▶ **What you are asked to do**: Omit the pictures, then write out every entry exactly as it reads.

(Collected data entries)
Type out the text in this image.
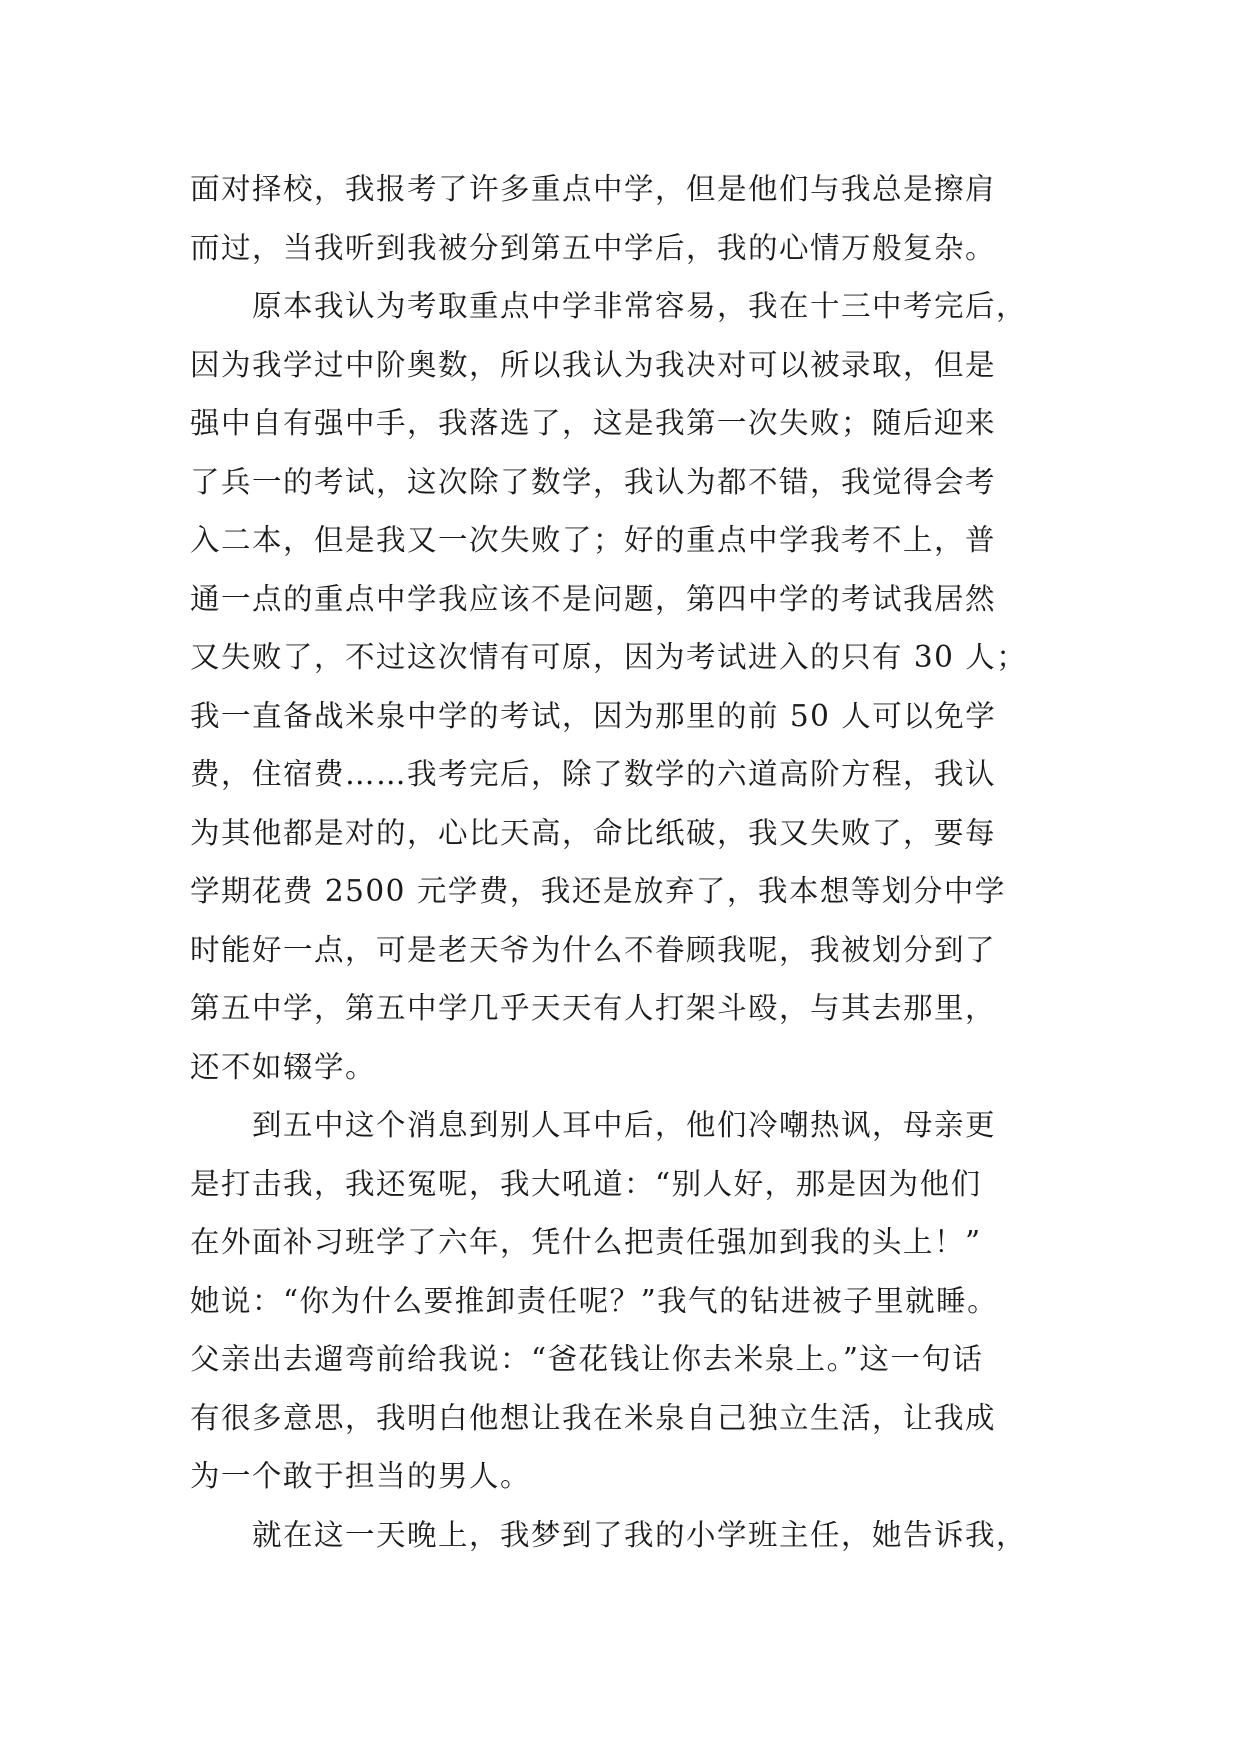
面对择校，我报考了许多重点中学，但是他们与我总是擦肩
而过，当我听到我被分到第五中学后，我的心情万般复杂。
原本我认为考取重点中学非常容易，我在十三中考完后，
因为我学过中阶奥数，所以我认为我决对可以被录取，但是
强中自有强中手，我落选了，这是我第一次失败；随后迎来
了兵一的考试，这次除了数学，我认为都不错，我觉得会考
入二本，但是我又一次失败了；好的重点中学我考不上，普
通一点的重点中学我应该不是问题，第四中学的考试我居然
又失败了，不过这次情有可原，因为考试进入的只有 30 人；
我一直备战米泉中学的考试，因为那里的前 50 人可以免学
费，住宿费……我考完后，除了数学的六道高阶方程，我认
为其他都是对的，心比天高，命比纸破，我又失败了，要每
学期花费 2500 元学费，我还是放弃了，我本想等划分中学
时能好一点，可是老天爷为什么不眷顾我呢，我被划分到了
第五中学，第五中学几乎天天有人打架斗殴，与其去那里，
还不如辍学。
到五中这个消息到别人耳中后，他们冷嘲热讽，母亲更
是打击我，我还冤呢，我大吼道：“别人好，那是因为他们
在外面补习班学了六年，凭什么把责任强加到我的头上！”
她说：“你为什么要推卸责任呢？”我气的钻进被子里就睡。
父亲出去遛弯前给我说：“爸花钱让你去米泉上。”这一句话
有很多意思，我明白他想让我在米泉自己独立生活，让我成
为一个敢于担当的男人。
就在这一天晚上，我梦到了我的小学班主任，她告诉我，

▶ **Written response**:
Type out the text in this image.
面对择校，我报考了许多重点中学，但是他们与我总是擦肩
而过，当我听到我被分到第五中学后，我的心情万般复杂。
原本我认为考取重点中学非常容易，我在十三中考完后，
因为我学过中阶奥数，所以我认为我决对可以被录取，但是
强中自有强中手，我落选了，这是我第一次失败；随后迎来
了兵一的考试，这次除了数学，我认为都不错，我觉得会考
入二本，但是我又一次失败了；好的重点中学我考不上，普
通一点的重点中学我应该不是问题，第四中学的考试我居然
又失败了，不过这次情有可原，因为考试进入的只有 30 人；
我一直备战米泉中学的考试，因为那里的前 50 人可以免学
费，住宿费……我考完后，除了数学的六道高阶方程，我认
为其他都是对的，心比天高，命比纸破，我又失败了，要每
学期花费 2500 元学费，我还是放弃了，我本想等划分中学
时能好一点，可是老天爷为什么不眷顾我呢，我被划分到了
第五中学，第五中学几乎天天有人打架斗殴，与其去那里，
还不如辍学。
到五中这个消息到别人耳中后，他们冷嘲热讽，母亲更
是打击我，我还冤呢，我大吼道：“别人好，那是因为他们
在外面补习班学了六年，凭什么把责任强加到我的头上！”
她说：“你为什么要推卸责任呢？”我气的钻进被子里就睡。
父亲出去遛弯前给我说：“爸花钱让你去米泉上。”这一句话
有很多意思，我明白他想让我在米泉自己独立生活，让我成
为一个敢于担当的男人。
就在这一天晚上，我梦到了我的小学班主任，她告诉我，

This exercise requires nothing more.